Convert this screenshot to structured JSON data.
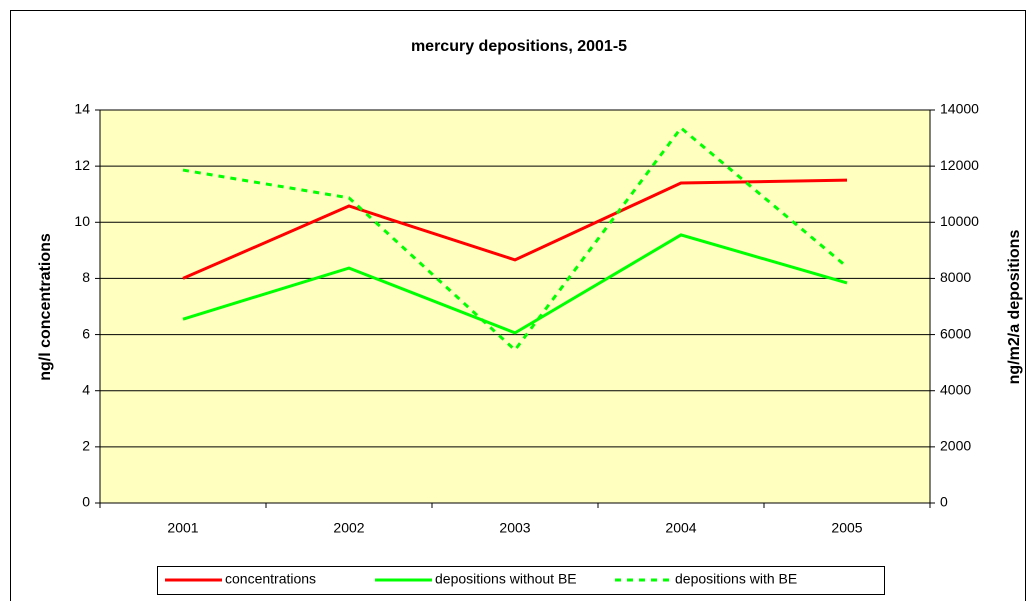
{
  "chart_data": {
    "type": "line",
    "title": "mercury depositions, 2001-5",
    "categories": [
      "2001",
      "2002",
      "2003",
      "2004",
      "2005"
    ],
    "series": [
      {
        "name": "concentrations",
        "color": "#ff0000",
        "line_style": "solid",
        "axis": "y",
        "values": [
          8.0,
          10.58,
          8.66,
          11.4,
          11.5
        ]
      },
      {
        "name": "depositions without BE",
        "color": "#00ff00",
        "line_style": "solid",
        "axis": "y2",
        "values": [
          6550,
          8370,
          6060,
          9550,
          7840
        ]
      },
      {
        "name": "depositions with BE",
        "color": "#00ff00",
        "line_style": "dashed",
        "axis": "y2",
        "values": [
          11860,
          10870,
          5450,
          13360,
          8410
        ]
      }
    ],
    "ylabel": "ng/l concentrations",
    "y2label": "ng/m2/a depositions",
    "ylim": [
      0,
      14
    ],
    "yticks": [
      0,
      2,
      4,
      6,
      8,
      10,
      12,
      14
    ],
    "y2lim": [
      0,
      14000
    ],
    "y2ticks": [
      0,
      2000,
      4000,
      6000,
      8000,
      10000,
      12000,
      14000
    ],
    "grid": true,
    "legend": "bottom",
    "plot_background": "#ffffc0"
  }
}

### Task description
Across the entries above, how many lines contain "concentrations"? Provide only the count.

### Response to the exercise
2